-- START Dataset entries --
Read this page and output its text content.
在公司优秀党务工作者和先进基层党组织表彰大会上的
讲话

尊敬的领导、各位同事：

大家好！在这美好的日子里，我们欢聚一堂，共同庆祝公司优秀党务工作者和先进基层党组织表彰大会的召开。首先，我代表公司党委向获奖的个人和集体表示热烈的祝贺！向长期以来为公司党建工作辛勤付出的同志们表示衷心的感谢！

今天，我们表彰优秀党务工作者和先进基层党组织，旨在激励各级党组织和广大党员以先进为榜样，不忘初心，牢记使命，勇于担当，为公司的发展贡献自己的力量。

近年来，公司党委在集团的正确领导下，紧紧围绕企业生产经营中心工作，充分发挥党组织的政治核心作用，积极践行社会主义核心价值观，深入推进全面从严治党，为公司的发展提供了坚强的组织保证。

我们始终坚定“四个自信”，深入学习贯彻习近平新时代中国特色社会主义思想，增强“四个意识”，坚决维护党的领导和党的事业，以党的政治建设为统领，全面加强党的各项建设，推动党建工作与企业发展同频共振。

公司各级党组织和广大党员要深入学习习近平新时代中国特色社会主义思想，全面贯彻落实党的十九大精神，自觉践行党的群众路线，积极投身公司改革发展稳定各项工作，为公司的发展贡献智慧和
-- END Dataset entries --
■ Task brief ■
Return each entry from above without altering a single character.

■ Answer to this exercise ■
Read this page and output its text content.
在公司优秀党务工作者和先进基层党组织表彰大会上的
讲话

尊敬的领导、各位同事：

大家好！在这美好的日子里，我们欢聚一堂，共同庆祝公司优秀党务工作者和先进基层党组织表彰大会的召开。首先，我代表公司党委向获奖的个人和集体表示热烈的祝贺！向长期以来为公司党建工作辛勤付出的同志们表示衷心的感谢！

今天，我们表彰优秀党务工作者和先进基层党组织，旨在激励各级党组织和广大党员以先进为榜样，不忘初心，牢记使命，勇于担当，为公司的发展贡献自己的力量。

近年来，公司党委在集团的正确领导下，紧紧围绕企业生产经营中心工作，充分发挥党组织的政治核心作用，积极践行社会主义核心价值观，深入推进全面从严治党，为公司的发展提供了坚强的组织保证。

我们始终坚定“四个自信”，深入学习贯彻习近平新时代中国特色社会主义思想，增强“四个意识”，坚决维护党的领导和党的事业，以党的政治建设为统领，全面加强党的各项建设，推动党建工作与企业发展同频共振。

公司各级党组织和广大党员要深入学习习近平新时代中国特色社会主义思想，全面贯彻落实党的十九大精神，自觉践行党的群众路线，积极投身公司改革发展稳定各项工作，为公司的发展贡献智慧和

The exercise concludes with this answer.